# WHAT YOU HAVE TO DO
Repeat all of the material exactly as given.

# Raw records
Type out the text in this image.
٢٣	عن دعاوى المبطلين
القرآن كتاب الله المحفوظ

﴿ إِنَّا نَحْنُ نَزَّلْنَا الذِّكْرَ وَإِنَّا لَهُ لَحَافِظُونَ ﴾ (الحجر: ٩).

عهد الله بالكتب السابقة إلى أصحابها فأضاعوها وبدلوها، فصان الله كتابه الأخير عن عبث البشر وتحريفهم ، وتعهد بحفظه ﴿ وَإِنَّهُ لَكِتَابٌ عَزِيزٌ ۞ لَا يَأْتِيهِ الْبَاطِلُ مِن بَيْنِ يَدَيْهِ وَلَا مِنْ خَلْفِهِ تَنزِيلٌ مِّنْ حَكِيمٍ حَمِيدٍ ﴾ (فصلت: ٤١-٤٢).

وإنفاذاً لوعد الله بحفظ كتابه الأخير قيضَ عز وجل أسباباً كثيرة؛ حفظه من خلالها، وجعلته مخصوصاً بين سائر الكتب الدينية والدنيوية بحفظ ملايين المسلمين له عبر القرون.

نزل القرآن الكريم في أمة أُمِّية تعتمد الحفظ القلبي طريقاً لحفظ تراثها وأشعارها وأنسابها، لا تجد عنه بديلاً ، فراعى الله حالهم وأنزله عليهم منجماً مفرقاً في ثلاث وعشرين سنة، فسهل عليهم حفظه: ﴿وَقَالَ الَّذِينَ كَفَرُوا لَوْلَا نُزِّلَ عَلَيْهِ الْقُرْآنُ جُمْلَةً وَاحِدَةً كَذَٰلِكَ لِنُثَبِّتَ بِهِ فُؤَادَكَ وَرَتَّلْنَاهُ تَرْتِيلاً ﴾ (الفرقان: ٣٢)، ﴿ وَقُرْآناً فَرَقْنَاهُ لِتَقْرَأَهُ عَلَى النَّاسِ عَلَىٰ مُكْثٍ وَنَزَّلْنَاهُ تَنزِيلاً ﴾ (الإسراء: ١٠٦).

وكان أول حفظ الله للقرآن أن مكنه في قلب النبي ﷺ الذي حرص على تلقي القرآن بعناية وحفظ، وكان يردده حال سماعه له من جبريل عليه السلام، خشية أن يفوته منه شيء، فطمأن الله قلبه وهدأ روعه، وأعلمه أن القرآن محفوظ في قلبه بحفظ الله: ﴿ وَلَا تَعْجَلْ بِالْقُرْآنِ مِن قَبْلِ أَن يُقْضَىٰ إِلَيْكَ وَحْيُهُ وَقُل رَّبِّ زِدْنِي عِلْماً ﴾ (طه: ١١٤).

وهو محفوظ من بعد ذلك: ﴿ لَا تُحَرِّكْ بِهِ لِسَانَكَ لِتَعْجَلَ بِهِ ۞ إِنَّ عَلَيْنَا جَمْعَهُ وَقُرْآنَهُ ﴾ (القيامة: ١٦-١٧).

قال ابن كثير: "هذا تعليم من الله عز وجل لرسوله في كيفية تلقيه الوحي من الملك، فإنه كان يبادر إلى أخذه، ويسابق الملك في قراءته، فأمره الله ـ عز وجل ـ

# TASK SOLUTION
Type out the text in this image.
٢٣	عن دعاوى المبطلين
القرآن كتاب الله المحفوظ

﴿ إِنَّا نَحْنُ نَزَّلْنَا الذِّكْرَ وَإِنَّا لَهُ لَحَافِظُونَ ﴾ (الحجر: ٩).

عهد الله بالكتب السابقة إلى أصحابها فأضاعوها وبدلوها، فصان الله كتابه الأخير عن عبث البشر وتحريفهم ، وتعهد بحفظه ﴿ وَإِنَّهُ لَكِتَابٌ عَزِيزٌ ۞ لَا يَأْتِيهِ الْبَاطِلُ مِن بَيْنِ يَدَيْهِ وَلَا مِنْ خَلْفِهِ تَنزِيلٌ مِّنْ حَكِيمٍ حَمِيدٍ ﴾ (فصلت: ٤١-٤٢).

وإنفاذاً لوعد الله بحفظ كتابه الأخير قيضَ عز وجل أسباباً كثيرة؛ حفظه من خلالها، وجعلته مخصوصاً بين سائر الكتب الدينية والدنيوية بحفظ ملايين المسلمين له عبر القرون.

نزل القرآن الكريم في أمة أُمِّية تعتمد الحفظ القلبي طريقاً لحفظ تراثها وأشعارها وأنسابها، لا تجد عنه بديلاً ، فراعى الله حالهم وأنزله عليهم منجماً مفرقاً في ثلاث وعشرين سنة، فسهل عليهم حفظه: ﴿وَقَالَ الَّذِينَ كَفَرُوا لَوْلَا نُزِّلَ عَلَيْهِ الْقُرْآنُ جُمْلَةً وَاحِدَةً كَذَٰلِكَ لِنُثَبِّتَ بِهِ فُؤَادَكَ وَرَتَّلْنَاهُ تَرْتِيلاً ﴾ (الفرقان: ٣٢)، ﴿ وَقُرْآناً فَرَقْنَاهُ لِتَقْرَأَهُ عَلَى النَّاسِ عَلَىٰ مُكْثٍ وَنَزَّلْنَاهُ تَنزِيلاً ﴾ (الإسراء: ١٠٦).

وكان أول حفظ الله للقرآن أن مكنه في قلب النبي ﷺ الذي حرص على تلقي القرآن بعناية وحفظ، وكان يردده حال سماعه له من جبريل عليه السلام، خشية أن يفوته منه شيء، فطمأن الله قلبه وهدأ روعه، وأعلمه أن القرآن محفوظ في قلبه بحفظ الله: ﴿ وَلَا تَعْجَلْ بِالْقُرْآنِ مِن قَبْلِ أَن يُقْضَىٰ إِلَيْكَ وَحْيُهُ وَقُل رَّبِّ زِدْنِي عِلْماً ﴾ (طه: ١١٤).

وهو محفوظ من بعد ذلك: ﴿ لَا تُحَرِّكْ بِهِ لِسَانَكَ لِتَعْجَلَ بِهِ ۞ إِنَّ عَلَيْنَا جَمْعَهُ وَقُرْآنَهُ ﴾ (القيامة: ١٦-١٧).

قال ابن كثير: "هذا تعليم من الله عز وجل لرسوله في كيفية تلقيه الوحي من الملك، فإنه كان يبادر إلى أخذه، ويسابق الملك في قراءته، فأمره الله ـ عز وجل ـ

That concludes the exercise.